[What you should do] Write out every record in full, exactly as written, please.

[Data excerpts]
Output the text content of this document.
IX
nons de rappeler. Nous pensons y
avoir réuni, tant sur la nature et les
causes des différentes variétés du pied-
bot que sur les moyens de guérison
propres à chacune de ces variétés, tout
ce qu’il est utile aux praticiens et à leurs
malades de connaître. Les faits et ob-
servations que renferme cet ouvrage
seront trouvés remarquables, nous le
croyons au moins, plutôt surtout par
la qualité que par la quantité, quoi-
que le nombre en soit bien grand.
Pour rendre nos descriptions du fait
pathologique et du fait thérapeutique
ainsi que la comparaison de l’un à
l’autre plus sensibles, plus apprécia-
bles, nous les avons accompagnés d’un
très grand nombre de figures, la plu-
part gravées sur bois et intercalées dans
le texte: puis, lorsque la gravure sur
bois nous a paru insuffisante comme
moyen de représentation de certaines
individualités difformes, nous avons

[Solved exercise]
Output the text content of this document.
IX
nons de rappeler. Nous pensons y
avoir réuni, tant sur la nature et les
causes des différentes variétés du pied-
bot que sur les moyens de guérison
propres à chacune de ces variétés, tout
ce qu’il est utile aux praticiens et à leurs
malades de connaître. Les faits et ob-
servations que renferme cet ouvrage
seront trouvés remarquables, nous le
croyons au moins, plutôt surtout par
la qualité que par la quantité, quoi-
que le nombre en soit bien grand.
Pour rendre nos descriptions du fait
pathologique et du fait thérapeutique
ainsi que la comparaison de l’un à
l’autre plus sensibles, plus apprécia-
bles, nous les avons accompagnés d’un
très grand nombre de figures, la plu-
part gravées sur bois et intercalées dans
le texte: puis, lorsque la gravure sur
bois nous a paru insuffisante comme
moyen de représentation de certaines
individualités difformes, nous avons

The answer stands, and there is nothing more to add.